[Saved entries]
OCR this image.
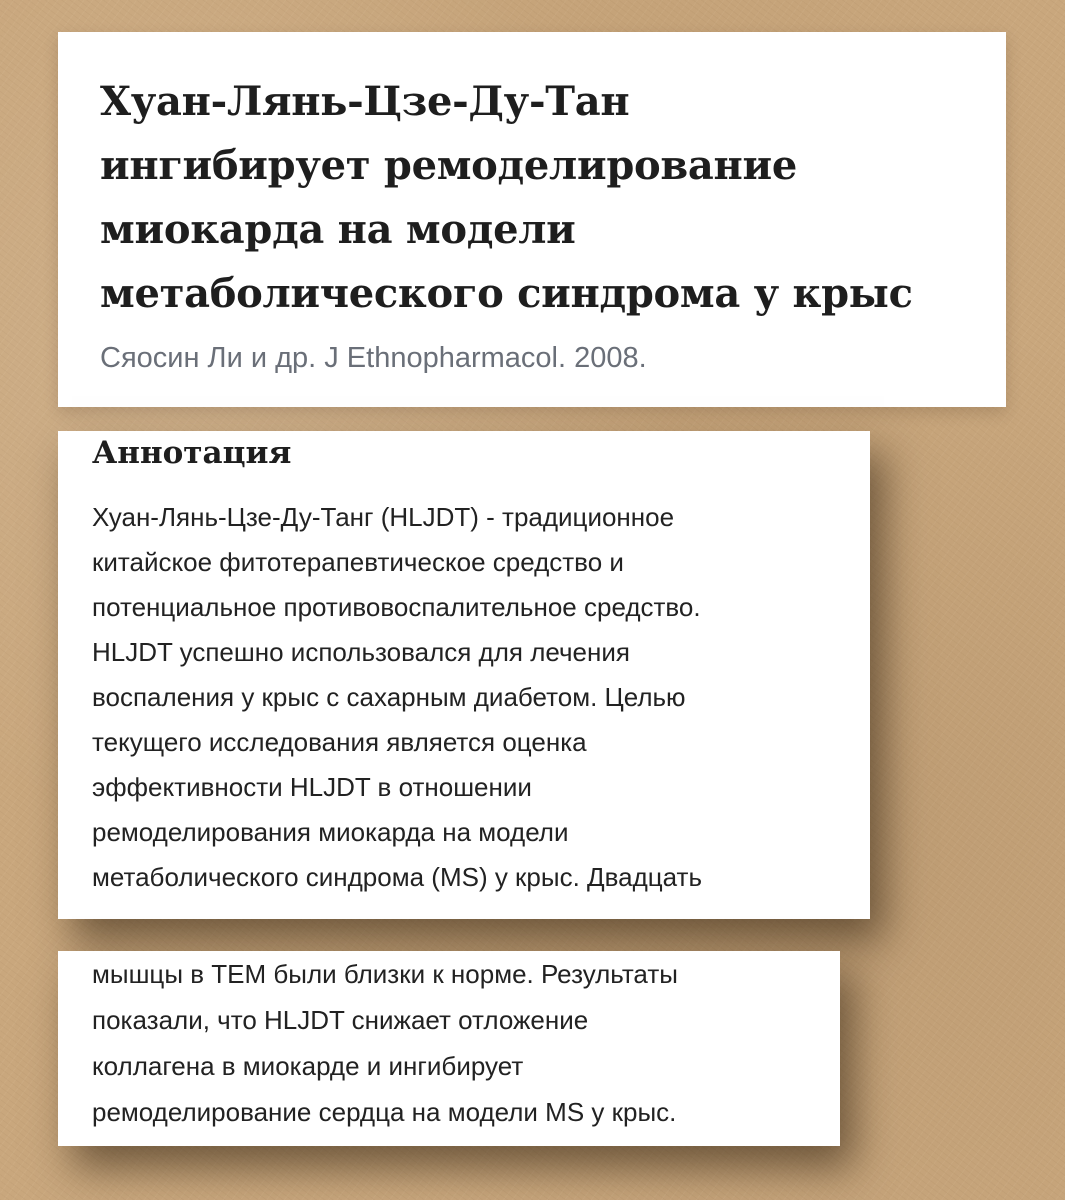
Хуан-Лянь-Цзе-Ду-Тан
ингибирует ремоделирование
миокарда на модели
метаболического синдрома у крыс

Сяосин Ли и др. J Ethnopharmacol. 2008.

Аннотация
Хуан-Лянь-Цзе-Ду-Танг (HLJDT) - традиционное
китайское фитотерапевтическое средство и
потенциальное противовоспалительное средство.
HLJDT успешно использовался для лечения
воспаления у крыс с сахарным диабетом. Целью
текущего исследования является оценка
эффективности HLJDT в отношении
ремоделирования миокарда на модели
метаболического синдрома (MS) у крыс. Двадцать
мышцы в ТЕМ были близки к норме. Результаты
показали, что HLJDT снижает отложение
коллагена в миокарде и ингибирует
ремоделирование сердца на модели MS у крыс.
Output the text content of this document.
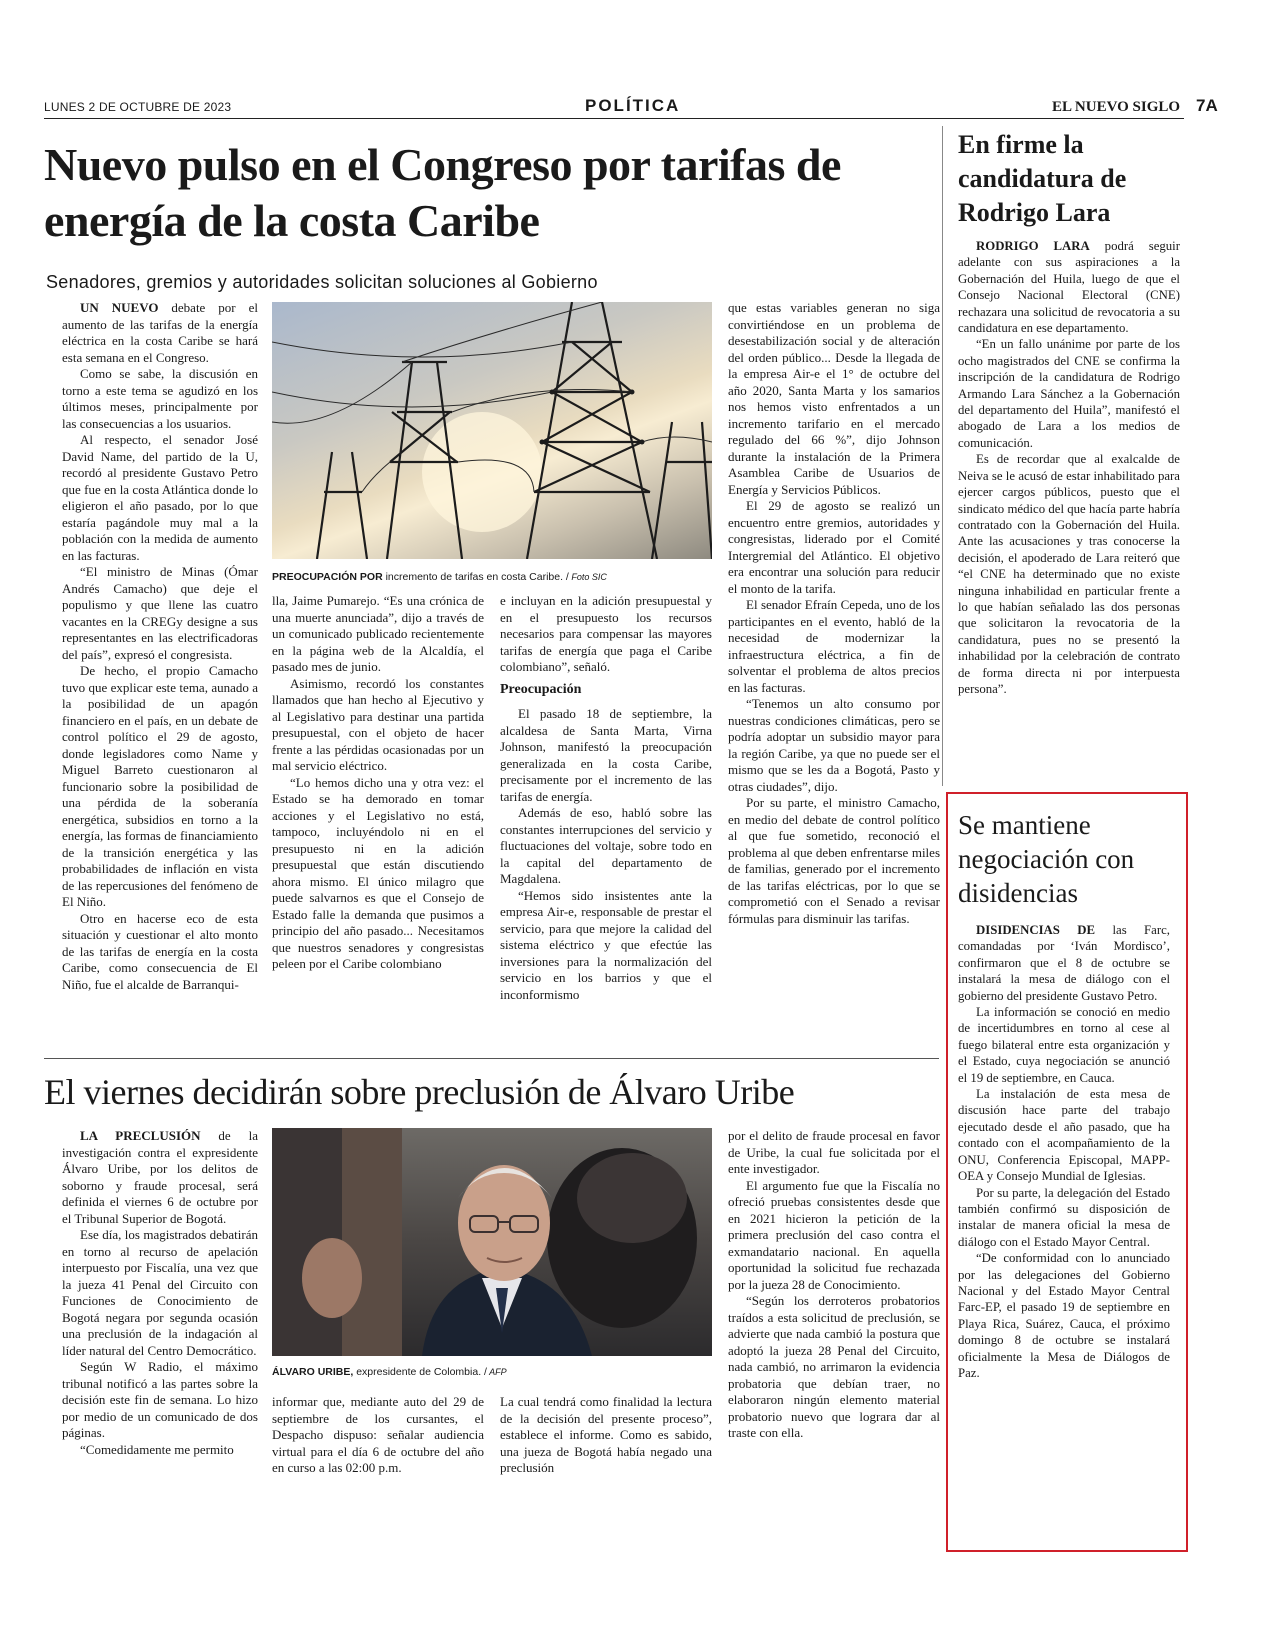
LUNES 2 DE OCTUBRE DE 2023	POLÍTICA	EL NUEVO SIGLO 7A
Nuevo pulso en el Congreso por tarifas de energía de la costa Caribe
Senadores, gremios y autoridades solicitan soluciones al Gobierno

UN NUEVO debate por el aumento de las tarifas de la energía eléctrica en la costa Caribe se hará esta semana en el Congreso.

Como se sabe, la discusión en torno a este tema se agudizó en los últimos meses, principalmente por las consecuencias a los usuarios.

Al respecto, el senador José David Name, del partido de la U, recordó al presidente Gustavo Petro que fue en la costa Atlántica donde lo eligieron el año pasado, por lo que estaría pagándole muy mal a la población con la medida de aumento en las facturas.

“El ministro de Minas (Ómar Andrés Camacho) que deje el populismo y que llene las cuatro vacantes en la CREGy designe a sus representantes en las electrificadoras del país”, expresó el congresista.

De hecho, el propio Camacho tuvo que explicar este tema, aunado a la posibilidad de un apagón financiero en el país, en un debate de control político el 29 de agosto, donde legisladores como Name y Miguel Barreto cuestionaron al funcionario sobre la posibilidad de una pérdida de la soberanía energética, subsidios en torno a la energía, las formas de financiamiento de la transición energética y las probabilidades de inflación en vista de las repercusiones del fenómeno de El Niño.

Otro en hacerse eco de esta situación y cuestionar el alto monto de las tarifas de energía en la costa Caribe, como consecuencia de El Niño, fue el alcalde de Barranqui-

PREOCUPACIÓN POR incremento de tarifas en costa Caribe. / Foto SIC

lla, Jaime Pumarejo. “Es una crónica de una muerte anunciada”, dijo a través de un comunicado publicado recientemente en la página web de la Alcaldía, el pasado mes de junio.

Asimismo, recordó los constantes llamados que han hecho al Ejecutivo y al Legislativo para destinar una partida presupuestal, con el objeto de hacer frente a las pérdidas ocasionadas por un mal servicio eléctrico.

“Lo hemos dicho una y otra vez: el Estado se ha demorado en tomar acciones y el Legislativo no está, tampoco, incluyéndolo ni en el presupuesto ni en la adición presupuestal que están discutiendo ahora mismo. El único milagro que puede salvarnos es que el Consejo de Estado falle la demanda que pusimos a principio del año pasado... Necesitamos que nuestros senadores y congresistas peleen por el Caribe colombiano

e incluyan en la adición presupuestal y en el presupuesto los recursos necesarios para compensar las mayores tarifas de energía que paga el Caribe colombiano”, señaló.

Preocupación

El pasado 18 de septiembre, la alcaldesa de Santa Marta, Virna Johnson, manifestó la preocupación generalizada en la costa Caribe, precisamente por el incremento de las tarifas de energía.

Además de eso, habló sobre las constantes interrupciones del servicio y fluctuaciones del voltaje, sobre todo en la capital del departamento de Magdalena.

“Hemos sido insistentes ante la empresa Air-e, responsable de prestar el servicio, para que mejore la calidad del sistema eléctrico y que efectúe las inversiones para la normalización del servicio en los barrios y que el inconformismo

que estas variables generan no siga convirtiéndose en un problema de desestabilización social y de alteración del orden público... Desde la llegada de la empresa Air-e el 1° de octubre del año 2020, Santa Marta y los samarios nos hemos visto enfrentados a un incremento tarifario en el mercado regulado del 66 %”, dijo Johnson durante la instalación de la Primera Asamblea Caribe de Usuarios de Energía y Servicios Públicos.

El 29 de agosto se realizó un encuentro entre gremios, autoridades y congresistas, liderado por el Comité Intergremial del Atlántico. El objetivo era encontrar una solución para reducir el monto de la tarifa.

El senador Efraín Cepeda, uno de los participantes en el evento, habló de la necesidad de modernizar la infraestructura eléctrica, a fin de solventar el problema de altos precios en las facturas.

“Tenemos un alto consumo por nuestras condiciones climáticas, pero se podría adoptar un subsidio mayor para la región Caribe, ya que no puede ser el mismo que se les da a Bogotá, Pasto y otras ciudades”, dijo.

Por su parte, el ministro Camacho, en medio del debate de control político al que fue sometido, reconoció el problema al que deben enfrentarse miles de familias, generado por el incremento de las tarifas eléctricas, por lo que se comprometió con el Senado a revisar fórmulas para disminuir las tarifas.

El viernes decidirán sobre preclusión de Álvaro Uribe

LA PRECLUSIÓN de la investigación contra el expresidente Álvaro Uribe, por los delitos de soborno y fraude procesal, será definida el viernes 6 de octubre por el Tribunal Superior de Bogotá.

Ese día, los magistrados debatirán en torno al recurso de apelación interpuesto por Fiscalía, una vez que la jueza 41 Penal del Circuito con Funciones de Conocimiento de Bogotá negara por segunda ocasión una preclusión de la indagación al líder natural del Centro Democrático.

Según W Radio, el máximo tribunal notificó a las partes sobre la decisión este fin de semana. Lo hizo por medio de un comunicado de dos páginas.

“Comedidamente me permito

ÁLVARO URIBE, expresidente de Colombia. / AFP

informar que, mediante auto del 29 de septiembre de los cursantes, el Despacho dispuso: señalar audiencia virtual para el día 6 de octubre del año en curso a las 02:00 p.m.

La cual tendrá como finalidad la lectura de la decisión del presente proceso”, establece el informe. Como es sabido, una jueza de Bogotá había negado una preclusión

por el delito de fraude procesal en favor de Uribe, la cual fue solicitada por el ente investigador.

El argumento fue que la Fiscalía no ofreció pruebas consistentes desde que en 2021 hicieron la petición de la primera preclusión del caso contra el exmandatario nacional. En aquella oportunidad la solicitud fue rechazada por la jueza 28 de Conocimiento.

“Según los derroteros probatorios traídos a esta solicitud de preclusión, se advierte que nada cambió la postura que adoptó la jueza 28 Penal del Circuito, nada cambió, no arrimaron la evidencia probatoria que debían traer, no elaboraron ningún elemento material probatorio nuevo que lograra dar al traste con ella.

En firme la candidatura de Rodrigo Lara

RODRIGO LARA podrá seguir adelante con sus aspiraciones a la Gobernación del Huila, luego de que el Consejo Nacional Electoral (CNE) rechazara una solicitud de revocatoria a su candidatura en ese departamento.

“En un fallo unánime por parte de los ocho magistrados del CNE se confirma la inscripción de la candidatura de Rodrigo Armando Lara Sánchez a la Gobernación del departamento del Huila”, manifestó el abogado de Lara a los medios de comunicación.

Es de recordar que al exalcalde de Neiva se le acusó de estar inhabilitado para ejercer cargos públicos, puesto que el sindicato médico del que hacía parte habría contratado con la Gobernación del Huila. Ante las acusaciones y tras conocerse la decisión, el apoderado de Lara reiteró que “el CNE ha determinado que no existe ninguna inhabilidad en particular frente a lo que habían señalado las dos personas que solicitaron la revocatoria de la candidatura, pues no se presentó la inhabilidad por la celebración de contrato de forma directa ni por interpuesta persona”.

Se mantiene negociación con disidencias

DISIDENCIAS DE las Farc, comandadas por ‘Iván Mordisco’, confirmaron que el 8 de octubre se instalará la mesa de diálogo con el gobierno del presidente Gustavo Petro.

La información se conoció en medio de incertidumbres en torno al cese al fuego bilateral entre esta organización y el Estado, cuya negociación se anunció el 19 de septiembre, en Cauca.

La instalación de esta mesa de discusión hace parte del trabajo ejecutado desde el año pasado, que ha contado con el acompañamiento de la ONU, Conferencia Episcopal, MAPP-OEA y Consejo Mundial de Iglesias.

Por su parte, la delegación del Estado también confirmó su disposición de instalar de manera oficial la mesa de diálogo con el Estado Mayor Central.

“De conformidad con lo anunciado por las delegaciones del Gobierno Nacional y del Estado Mayor Central Farc-EP, el pasado 19 de septiembre en Playa Rica, Suárez, Cauca, el próximo domingo 8 de octubre se instalará oficialmente la Mesa de Diálogos de Paz.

INSTRUCTIONS TO FOLLOW ▸
Look above for lines with the word "cual" and copy them all.

COMPLETED TASK ▸
La cual tendrá como finalidad la lectura de la decisión del presente proceso”, establece el informe. Como es sabido, una jueza de Bogotá había negado una preclusión
por el delito de fraude procesal en favor de Uribe, la cual fue solicitada por el ente investigador.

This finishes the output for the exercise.